-- START --
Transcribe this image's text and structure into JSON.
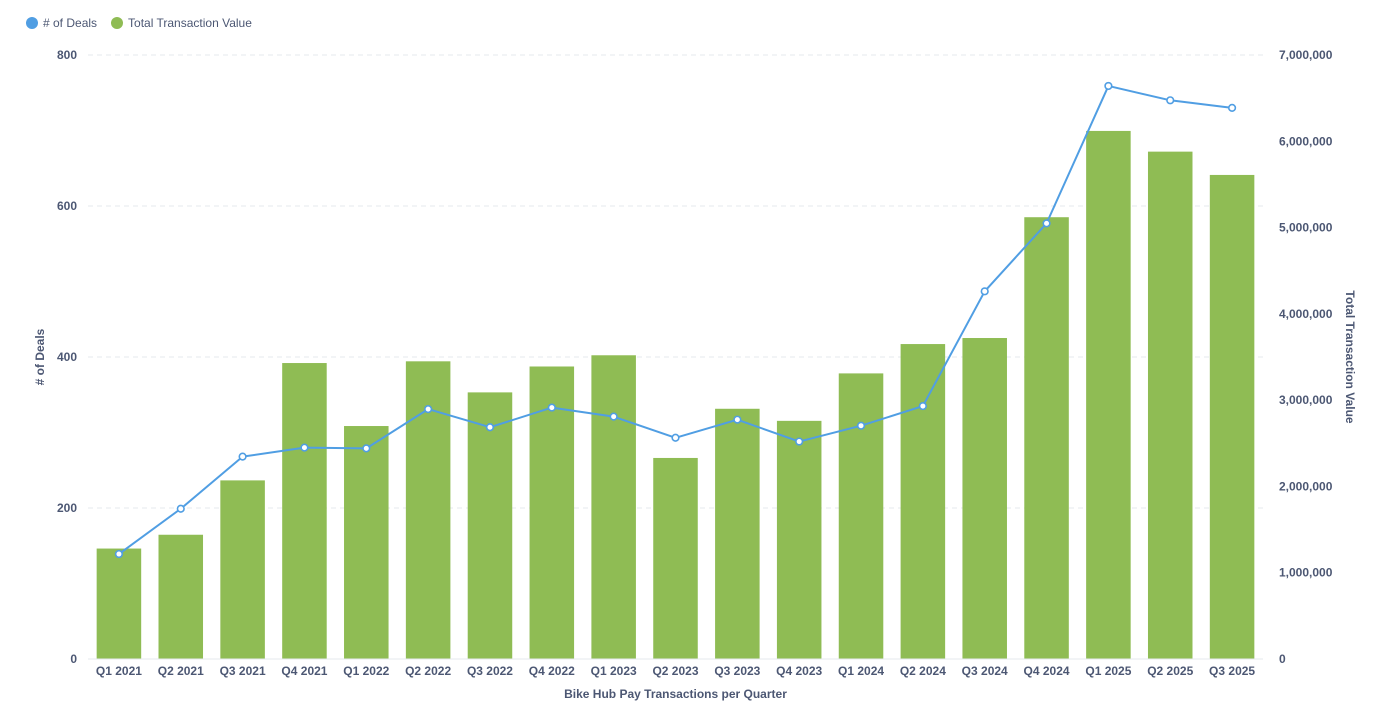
{
  "chart_data": {
    "type": "bar",
    "categories": [
      "Q1 2021",
      "Q2 2021",
      "Q3 2021",
      "Q4 2021",
      "Q1 2022",
      "Q2 2022",
      "Q3 2022",
      "Q4 2022",
      "Q1 2023",
      "Q2 2023",
      "Q3 2023",
      "Q4 2023",
      "Q1 2024",
      "Q2 2024",
      "Q3 2024",
      "Q4 2024",
      "Q1 2025",
      "Q2 2025",
      "Q3 2025"
    ],
    "series": [
      {
        "name": "Total Transaction Value",
        "type": "bar",
        "axis": "right",
        "color": "#8fbc54",
        "values": [
          1280000,
          1440000,
          2070000,
          3430000,
          2700000,
          3450000,
          3090000,
          3390000,
          3520000,
          2330000,
          2900000,
          2760000,
          3310000,
          3650000,
          3720000,
          5120000,
          6120000,
          5880000,
          5610000
        ]
      },
      {
        "name": "# of Deals",
        "type": "line",
        "axis": "left",
        "color": "#509ee3",
        "values": [
          139,
          199,
          268,
          280,
          279,
          331,
          307,
          333,
          321,
          293,
          317,
          288,
          309,
          335,
          487,
          577,
          759,
          740,
          730
        ]
      }
    ],
    "xlabel": "Bike Hub Pay Transactions per  Quarter",
    "ylabel_left": "# of Deals",
    "ylabel_right": "Total Transaction Value",
    "ylim_left": [
      0,
      800
    ],
    "ylim_right": [
      0,
      7000000
    ],
    "yticks_left": [
      "0",
      "200",
      "400",
      "600",
      "800"
    ],
    "yticks_right": [
      "0",
      "1,000,000",
      "2,000,000",
      "3,000,000",
      "4,000,000",
      "5,000,000",
      "6,000,000",
      "7,000,000"
    ],
    "grid": true,
    "legend": "top-left"
  }
}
-- END --
Write out every entry again word for word, without any of the pictures.

## COMPLETE OUTPUT:
Transcribe this image's text and structure into JSON.
{
  "chart_data": {
    "type": "bar",
    "categories": [
      "Q1 2021",
      "Q2 2021",
      "Q3 2021",
      "Q4 2021",
      "Q1 2022",
      "Q2 2022",
      "Q3 2022",
      "Q4 2022",
      "Q1 2023",
      "Q2 2023",
      "Q3 2023",
      "Q4 2023",
      "Q1 2024",
      "Q2 2024",
      "Q3 2024",
      "Q4 2024",
      "Q1 2025",
      "Q2 2025",
      "Q3 2025"
    ],
    "series": [
      {
        "name": "Total Transaction Value",
        "type": "bar",
        "axis": "right",
        "color": "#8fbc54",
        "values": [
          1280000,
          1440000,
          2070000,
          3430000,
          2700000,
          3450000,
          3090000,
          3390000,
          3520000,
          2330000,
          2900000,
          2760000,
          3310000,
          3650000,
          3720000,
          5120000,
          6120000,
          5880000,
          5610000
        ]
      },
      {
        "name": "# of Deals",
        "type": "line",
        "axis": "left",
        "color": "#509ee3",
        "values": [
          139,
          199,
          268,
          280,
          279,
          331,
          307,
          333,
          321,
          293,
          317,
          288,
          309,
          335,
          487,
          577,
          759,
          740,
          730
        ]
      }
    ],
    "xlabel": "Bike Hub Pay Transactions per  Quarter",
    "ylabel_left": "# of Deals",
    "ylabel_right": "Total Transaction Value",
    "ylim_left": [
      0,
      800
    ],
    "ylim_right": [
      0,
      7000000
    ],
    "yticks_left": [
      "0",
      "200",
      "400",
      "600",
      "800"
    ],
    "yticks_right": [
      "0",
      "1,000,000",
      "2,000,000",
      "3,000,000",
      "4,000,000",
      "5,000,000",
      "6,000,000",
      "7,000,000"
    ],
    "grid": true,
    "legend": "top-left"
  }
}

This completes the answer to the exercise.